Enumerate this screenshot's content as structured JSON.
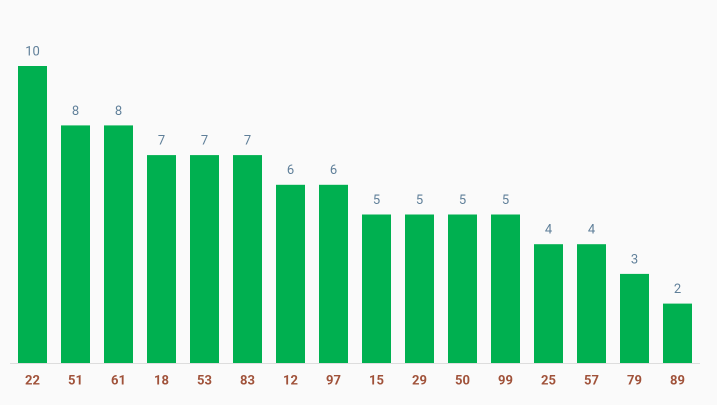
{
  "chart_data": {
    "type": "bar",
    "categories": [
      "22",
      "51",
      "61",
      "18",
      "53",
      "83",
      "12",
      "97",
      "15",
      "29",
      "50",
      "99",
      "25",
      "57",
      "79",
      "89"
    ],
    "values": [
      10,
      8,
      8,
      7,
      7,
      7,
      6,
      6,
      5,
      5,
      5,
      5,
      4,
      4,
      3,
      2
    ],
    "color": "#00b050"
  }
}
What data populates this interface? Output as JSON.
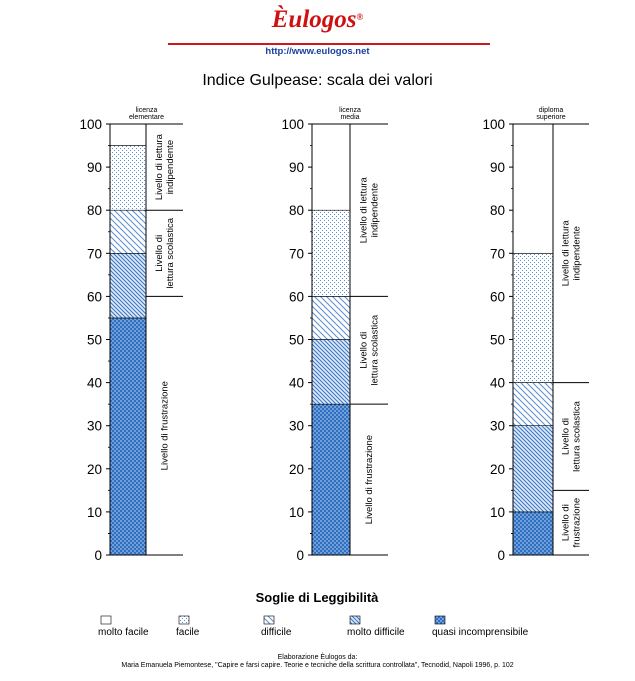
{
  "header": {
    "brand": "Èulogos",
    "reg_mark": "®",
    "url": "http://www.eulogos.net"
  },
  "chart_data": {
    "type": "bar",
    "title": "Indice Gulpease: scala dei valori",
    "ylim": [
      0,
      100
    ],
    "yticks": [
      0,
      10,
      20,
      30,
      40,
      50,
      60,
      70,
      80,
      90,
      100
    ],
    "legend_title": "Soglie di Leggibilità",
    "legend": [
      {
        "key": "molto_facile",
        "label": "molto facile"
      },
      {
        "key": "facile",
        "label": "facile"
      },
      {
        "key": "difficile",
        "label": "difficile"
      },
      {
        "key": "molto_difficile",
        "label": "molto difficile"
      },
      {
        "key": "quasi_incomprensibile",
        "label": "quasi incomprensibile"
      }
    ],
    "columns": [
      {
        "header": [
          "licenza",
          "elementare"
        ],
        "segments": [
          {
            "key": "quasi_incomprensibile",
            "from": 0,
            "to": 55
          },
          {
            "key": "molto_difficile",
            "from": 55,
            "to": 70
          },
          {
            "key": "difficile",
            "from": 70,
            "to": 80
          },
          {
            "key": "facile",
            "from": 80,
            "to": 95
          },
          {
            "key": "molto_facile",
            "from": 95,
            "to": 100
          }
        ],
        "levels": [
          {
            "from": 0,
            "to": 60,
            "label": [
              "Livello di frustrazione"
            ]
          },
          {
            "from": 60,
            "to": 80,
            "label": [
              "Livello di",
              "lettura scolastica"
            ]
          },
          {
            "from": 80,
            "to": 100,
            "label": [
              "Livello di lettura",
              "indipendente"
            ]
          }
        ]
      },
      {
        "header": [
          "licenza",
          "media"
        ],
        "segments": [
          {
            "key": "quasi_incomprensibile",
            "from": 0,
            "to": 35
          },
          {
            "key": "molto_difficile",
            "from": 35,
            "to": 50
          },
          {
            "key": "difficile",
            "from": 50,
            "to": 60
          },
          {
            "key": "facile",
            "from": 60,
            "to": 80
          },
          {
            "key": "molto_facile",
            "from": 80,
            "to": 100
          }
        ],
        "levels": [
          {
            "from": 0,
            "to": 35,
            "label": [
              "Livello di frustrazione"
            ]
          },
          {
            "from": 35,
            "to": 60,
            "label": [
              "Livello di",
              "lettura scolastica"
            ]
          },
          {
            "from": 60,
            "to": 100,
            "label": [
              "Livello di lettura",
              "indipendente"
            ]
          }
        ]
      },
      {
        "header": [
          "diploma",
          "superiore"
        ],
        "segments": [
          {
            "key": "quasi_incomprensibile",
            "from": 0,
            "to": 10
          },
          {
            "key": "molto_difficile",
            "from": 10,
            "to": 30
          },
          {
            "key": "difficile",
            "from": 30,
            "to": 40
          },
          {
            "key": "facile",
            "from": 40,
            "to": 70
          },
          {
            "key": "molto_facile",
            "from": 70,
            "to": 100
          }
        ],
        "levels": [
          {
            "from": 0,
            "to": 15,
            "label": [
              "Livello di",
              "frustrazione"
            ]
          },
          {
            "from": 15,
            "to": 40,
            "label": [
              "Livello di",
              "lettura scolastica"
            ]
          },
          {
            "from": 40,
            "to": 100,
            "label": [
              "Livello di lettura",
              "indipendente"
            ]
          }
        ]
      }
    ]
  },
  "footer": {
    "line1": "Elaborazione Èulogos da:",
    "line2": "Maria Emanuela Piemontese, \"Capire e farsi capire. Teorie e tecniche della scrittura controllata\", Tecnodid, Napoli 1996, p. 102"
  },
  "colors": {
    "dark_blue": "#2f6fbd",
    "mid_blue": "#5a8ecf",
    "light_blue": "#9fc2ea",
    "brand_red": "#d01010",
    "url_blue": "#1a3fa0"
  }
}
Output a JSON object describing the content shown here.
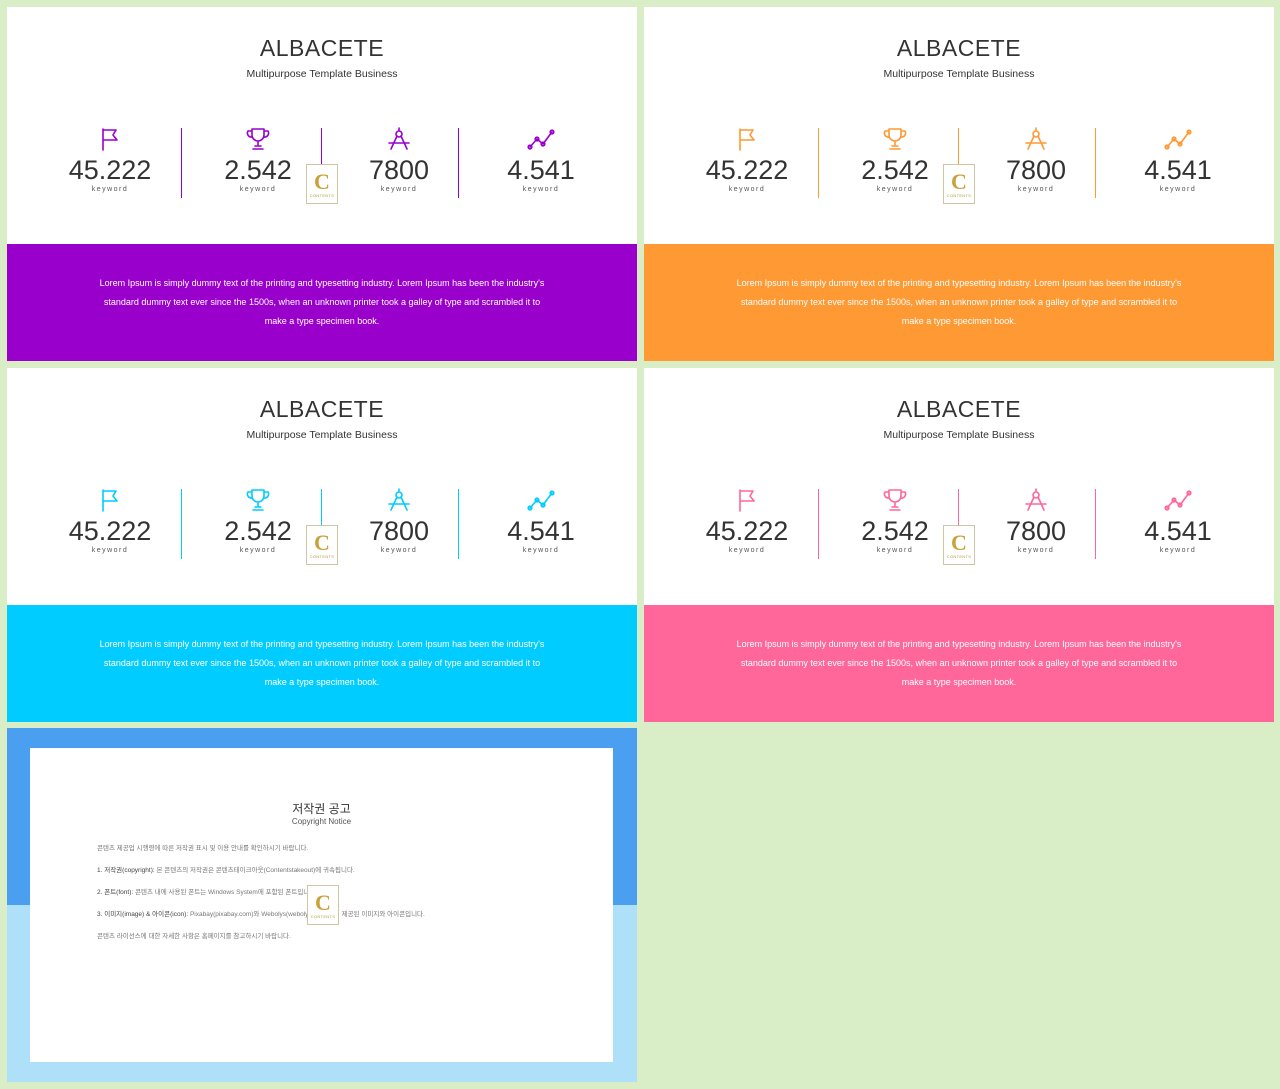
{
  "slides": [
    {
      "title": "ALBACETE",
      "subtitle": "Multipurpose Template Business",
      "accent": "#9900cc",
      "stats": [
        {
          "icon": "flag-icon",
          "value": "45.222",
          "label": "keyword"
        },
        {
          "icon": "trophy-icon",
          "value": "2.542",
          "label": "keyword"
        },
        {
          "icon": "compass-icon",
          "value": "7800",
          "label": "keyword"
        },
        {
          "icon": "chart-line-icon",
          "value": "4.541",
          "label": "keyword"
        }
      ],
      "body": "Lorem Ipsum is simply dummy text of the printing and typesetting industry. Lorem Ipsum has been the industry's standard dummy text ever since the 1500s, when an unknown printer took a galley of type and scrambled it to make a type specimen book."
    },
    {
      "title": "ALBACETE",
      "subtitle": "Multipurpose Template Business",
      "accent": "#ff9933",
      "stats": [
        {
          "icon": "flag-icon",
          "value": "45.222",
          "label": "keyword"
        },
        {
          "icon": "trophy-icon",
          "value": "2.542",
          "label": "keyword"
        },
        {
          "icon": "compass-icon",
          "value": "7800",
          "label": "keyword"
        },
        {
          "icon": "chart-line-icon",
          "value": "4.541",
          "label": "keyword"
        }
      ],
      "body": "Lorem Ipsum is simply dummy text of the printing and typesetting industry. Lorem Ipsum has been the industry's standard dummy text ever since the 1500s, when an unknown printer took a galley of type and scrambled it to make a type specimen book."
    },
    {
      "title": "ALBACETE",
      "subtitle": "Multipurpose Template Business",
      "accent": "#00ccff",
      "stats": [
        {
          "icon": "flag-icon",
          "value": "45.222",
          "label": "keyword"
        },
        {
          "icon": "trophy-icon",
          "value": "2.542",
          "label": "keyword"
        },
        {
          "icon": "compass-icon",
          "value": "7800",
          "label": "keyword"
        },
        {
          "icon": "chart-line-icon",
          "value": "4.541",
          "label": "keyword"
        }
      ],
      "body": "Lorem Ipsum is simply dummy text of the printing and typesetting industry. Lorem Ipsum has been the industry's standard dummy text ever since the 1500s, when an unknown printer took a galley of type and scrambled it to make a type specimen book."
    },
    {
      "title": "ALBACETE",
      "subtitle": "Multipurpose Template Business",
      "accent": "#ff6699",
      "stats": [
        {
          "icon": "flag-icon",
          "value": "45.222",
          "label": "keyword"
        },
        {
          "icon": "trophy-icon",
          "value": "2.542",
          "label": "keyword"
        },
        {
          "icon": "compass-icon",
          "value": "7800",
          "label": "keyword"
        },
        {
          "icon": "chart-line-icon",
          "value": "4.541",
          "label": "keyword"
        }
      ],
      "body": "Lorem Ipsum is simply dummy text of the printing and typesetting industry. Lorem Ipsum has been the industry's standard dummy text ever since the 1500s, when an unknown printer took a galley of type and scrambled it to make a type specimen book."
    }
  ],
  "logo": {
    "letter": "C",
    "text": "CONTENTS"
  },
  "copyright": {
    "title": "저작권 공고",
    "subtitle": "Copyright Notice",
    "paragraphs": [
      {
        "lead": "",
        "text": "콘텐츠 제공업 시행령에 따른 저작권 표시 및 이용 안내를 확인하시기 바랍니다."
      },
      {
        "lead": "1. 저작권(copyright):",
        "text": "본 콘텐츠의 저작권은 콘텐츠테이크아웃(Contentstakeout)에 귀속됩니다."
      },
      {
        "lead": "2. 폰트(font):",
        "text": "콘텐츠 내에 사용된 폰트는 Windows System에 포함된 폰트입니다."
      },
      {
        "lead": "3. 이미지(image) & 아이콘(icon):",
        "text": "Pixabay(pixabay.com)와 Webolys(webolys.com)에서 제공된 이미지와 아이콘입니다."
      },
      {
        "lead": "",
        "text": "콘텐츠 라이선스에 대한 자세한 사항은 홈페이지를 참고하시기 바랍니다."
      }
    ]
  }
}
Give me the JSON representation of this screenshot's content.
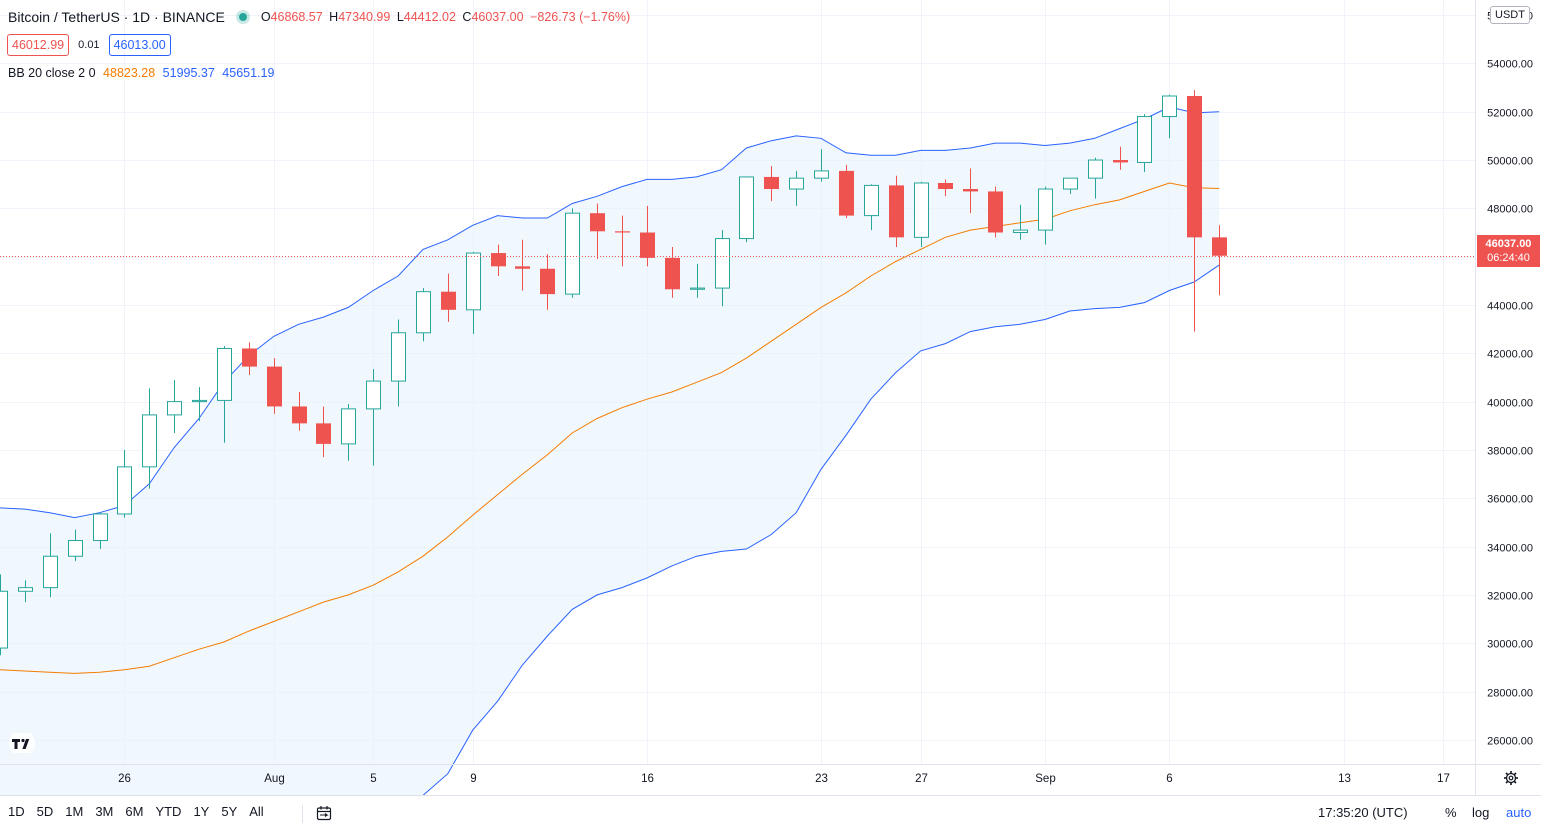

__Task__.
Copy every line in the records above that contains the word "JSON".

__Exercise solution__.
Enumerate this screenshot's content as structured JSON.
What data populates this interface? Output as JSON.
Output a JSON object describing the content shown here.
Give me the JSON representation of this screenshot's content.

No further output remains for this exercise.